= Exercise goal =
Give the listing again exactly, omitting its images.

= Records =

--

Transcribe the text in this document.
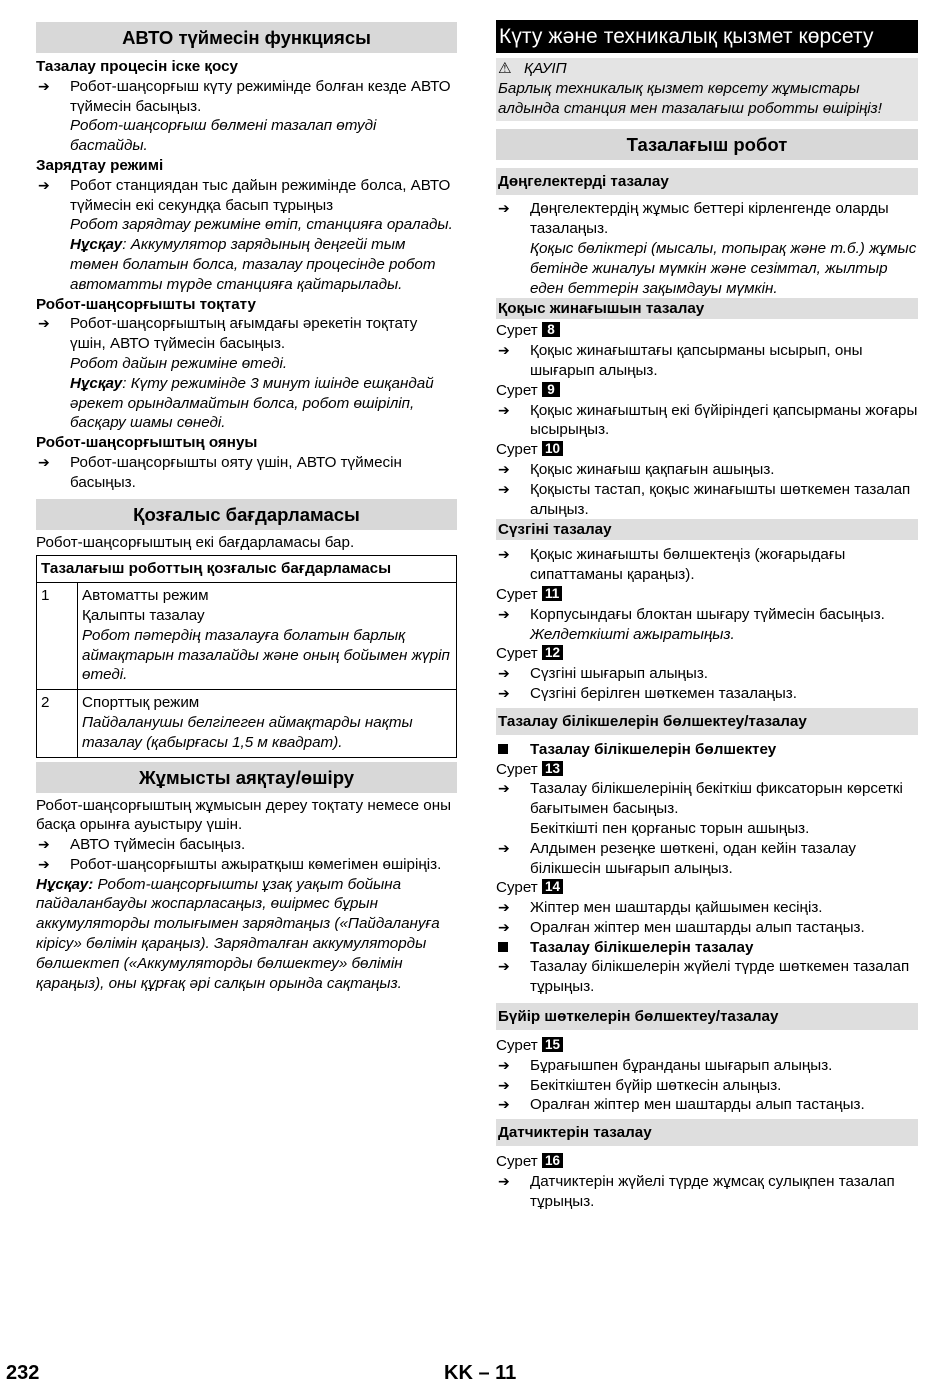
АВТО түймесін функциясы
Тазалау процесін іске қосу
➔ Робот-шаңсорғыш күту режимінде болған кезде АВТО түймесін басыңыз.
Робот-шаңсорғыш бөлмені тазалап өтуді бастайды.
Зарядтау режимі
➔ Робот станциядан тыс дайын режимінде болса, АВТО түймесін екі секундқа басып тұрыңыз
Робот зарядтау режиміне өтіп, станцияға оралады.
Нұсқау: Аккумулятор зарядының деңгейі тым төмен болатын болса, тазалау процесінде робот автоматты түрде станцияға қайтарылады.
Робот-шаңсорғышты тоқтату
➔ Робот-шаңсорғыштың ағымдағы әрекетін тоқтату үшін, АВТО түймесін басыңыз.
Робот дайын режиміне өтеді.
Нұсқау: Күту режимінде 3 минут ішінде ешқандай әрекет орындалмайтын болса, робот өшіріліп, басқару шамы сөнеді.
Робот-шаңсорғыштың оянуы
➔ Робот-шаңсорғышты ояту үшін, АВТО түймесін басыңыз.
Қозғалыс бағдарламасы
Робот-шаңсорғыштың екі бағдарламасы бар.
Тазалағыш роботтың қозғалыс бағдарламасы	
1	Автоматты режим
Қалыпты тазалау
Робот пәтердің тазалауға болатын барлық аймақтарын тазалайды және оның бойымен жүріп өтеді.

2	Спорттық режим
Пайдаланушы белгілеген аймақтарды нақты тазалау (қабырғасы 1,5 м квадрат).
Жұмысты аяқтау/өшіру
Робот-шаңсорғыштың жұмысын дереу тоқтату немесе оны басқа орынға ауыстыру үшін.
➔ АВТО түймесін басыңыз.
➔ Робот-шаңсорғышты ажыратқыш көмегімен өшіріңіз.
Нұсқау: Робот-шаңсорғышты ұзақ уақыт бойына пайдаланбауды жоспарласаңыз, өшірмес бұрын аккумуляторды толығымен зарядтаңыз («Пайдалануға кірісу» бөлімін қараңыз). Зарядталған аккумуляторды бөлшектеп («Аккумуляторды бөлшектеу» бөлімін қараңыз), оны құрғақ әрі салқын орында сақтаңыз.
Күту және техникалық қызмет көрсету
⚠ ҚАУІП
Барлық техникалық қызмет көрсету жұмыстары алдында станция мен тазалағыш роботты өшіріңіз!
Тазалағыш робот
Дөңгелектерді тазалау
➔ Дөңгелектердің жұмыс беттері кірленгенде оларды тазалаңыз.
Қоқыс бөліктері (мысалы, топырақ және т.б.) жұмыс бетінде жиналуы мүмкін және сезімтал, жылтыр еден беттерін зақымдауы мүмкін.
Қоқыс жинағышын тазалау
Сурет 8
➔ Қоқыс жинағыштағы қапсырманы ысырып, оны шығарып алыңыз.
Сурет 9
➔ Қоқыс жинағыштың екі бүйіріндегі қапсырманы жоғары ысырыңыз.
Сурет 10
➔ Қоқыс жинағыш қақпағын ашыңыз.
➔ Қоқысты тастап, қоқыс жинағышты шөткемен тазалап алыңыз.
Сүзгіні тазалау
➔ Қоқыс жинағышты бөлшектеңіз (жоғарыдағы сипаттаманы қараңыз).
Сурет 11
➔ Корпусындағы блоктан шығару түймесін басыңыз.
Желдеткішті ажыратыңыз.
Сурет 12
➔ Сүзгіні шығарып алыңыз.
➔ Сүзгіні берілген шөткемен тазалаңыз.
Тазалау білікшелерін бөлшектеу/тазалау
Тазалау білікшелерін бөлшектеу
Сурет 13
➔ Тазалау білікшелерінің бекіткіш фиксаторын көрсеткі бағытымен басыңыз.
Бекіткішті пен қорғаныс торын ашыңыз.
➔ Алдымен резеңке шөткені, одан кейін тазалау білікшесін шығарып алыңыз.
Сурет 14
➔ Жіптер мен шаштарды қайшымен кесіңіз.
➔ Оралған жіптер мен шаштарды алып тастаңыз.
Тазалау білікшелерін тазалау
➔ Тазалау білікшелерін жүйелі түрде шөткемен тазалап тұрыңыз.
Бүйір шөткелерін бөлшектеу/тазалау
Сурет 15
➔ Бұрағышпен бұранданы шығарып алыңыз.
➔ Бекіткіштен бүйір шөткесін алыңыз.
➔ Оралған жіптер мен шаштарды алып тастаңыз.
Датчиктерін тазалау
Сурет 16
➔ Датчиктерін жүйелі түрде жұмсақ сулықпен тазалап тұрыңыз.
232	KK – 11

--

= Exercise answer =
Transcribe the text in this document.
АВТО түймесін функциясы
Тазалау процесін іске қосу
➔ Робот-шаңсорғыш күту режимінде болған кезде АВТО түймесін басыңыз.
Робот-шаңсорғыш бөлмені тазалап өтуді бастайды.
Зарядтау режимі
➔ Робот станциядан тыс дайын режимінде болса, АВТО түймесін екі секундқа басып тұрыңыз
Робот зарядтау режиміне өтіп, станцияға оралады.
Нұсқау: Аккумулятор зарядының деңгейі тым төмен болатын болса, тазалау процесінде робот автоматты түрде станцияға қайтарылады.
Робот-шаңсорғышты тоқтату
➔ Робот-шаңсорғыштың ағымдағы әрекетін тоқтату үшін, АВТО түймесін басыңыз.
Робот дайын режиміне өтеді.
Нұсқау: Күту режимінде 3 минут ішінде ешқандай әрекет орындалмайтын болса, робот өшіріліп, басқару шамы сөнеді.
Робот-шаңсорғыштың оянуы
➔ Робот-шаңсорғышты ояту үшін, АВТО түймесін басыңыз.
Қозғалыс бағдарламасы
Робот-шаңсорғыштың екі бағдарламасы бар.
Тазалағыш роботтың қозғалыс бағдарламасы	
1	Автоматты режим
Қалыпты тазалау
Робот пәтердің тазалауға болатын барлық аймақтарын тазалайды және оның бойымен жүріп өтеді.

2	Спорттық режим
Пайдаланушы белгілеген аймақтарды нақты тазалау (қабырғасы 1,5 м квадрат).
Жұмысты аяқтау/өшіру
Робот-шаңсорғыштың жұмысын дереу тоқтату немесе оны басқа орынға ауыстыру үшін.
➔ АВТО түймесін басыңыз.
➔ Робот-шаңсорғышты ажыратқыш көмегімен өшіріңіз.
Нұсқау: Робот-шаңсорғышты ұзақ уақыт бойына пайдаланбауды жоспарласаңыз, өшірмес бұрын аккумуляторды толығымен зарядтаңыз («Пайдалануға кірісу» бөлімін қараңыз). Зарядталған аккумуляторды бөлшектеп («Аккумуляторды бөлшектеу» бөлімін қараңыз), оны құрғақ әрі салқын орында сақтаңыз.
Күту және техникалық қызмет көрсету
⚠ ҚАУІП
Барлық техникалық қызмет көрсету жұмыстары алдында станция мен тазалағыш роботты өшіріңіз!
Тазалағыш робот
Дөңгелектерді тазалау
➔ Дөңгелектердің жұмыс беттері кірленгенде оларды тазалаңыз.
Қоқыс бөліктері (мысалы, топырақ және т.б.) жұмыс бетінде жиналуы мүмкін және сезімтал, жылтыр еден беттерін зақымдауы мүмкін.
Қоқыс жинағышын тазалау
Сурет 8
➔ Қоқыс жинағыштағы қапсырманы ысырып, оны шығарып алыңыз.
Сурет 9
➔ Қоқыс жинағыштың екі бүйіріндегі қапсырманы жоғары ысырыңыз.
Сурет 10
➔ Қоқыс жинағыш қақпағын ашыңыз.
➔ Қоқысты тастап, қоқыс жинағышты шөткемен тазалап алыңыз.
Сүзгіні тазалау
➔ Қоқыс жинағышты бөлшектеңіз (жоғарыдағы сипаттаманы қараңыз).
Сурет 11
➔ Корпусындағы блоктан шығару түймесін басыңыз.
Желдеткішті ажыратыңыз.
Сурет 12
➔ Сүзгіні шығарып алыңыз.
➔ Сүзгіні берілген шөткемен тазалаңыз.
Тазалау білікшелерін бөлшектеу/тазалау
Тазалау білікшелерін бөлшектеу
Сурет 13
➔ Тазалау білікшелерінің бекіткіш фиксаторын көрсеткі бағытымен басыңыз.
Бекіткішті пен қорғаныс торын ашыңыз.
➔ Алдымен резеңке шөткені, одан кейін тазалау білікшесін шығарып алыңыз.
Сурет 14
➔ Жіптер мен шаштарды қайшымен кесіңіз.
➔ Оралған жіптер мен шаштарды алып тастаңыз.
Тазалау білікшелерін тазалау
➔ Тазалау білікшелерін жүйелі түрде шөткемен тазалап тұрыңыз.
Бүйір шөткелерін бөлшектеу/тазалау
Сурет 15
➔ Бұрағышпен бұранданы шығарып алыңыз.
➔ Бекіткіштен бүйір шөткесін алыңыз.
➔ Оралған жіптер мен шаштарды алып тастаңыз.
Датчиктерін тазалау
Сурет 16
➔ Датчиктерін жүйелі түрде жұмсақ сулықпен тазалап тұрыңыз.
232	KK – 11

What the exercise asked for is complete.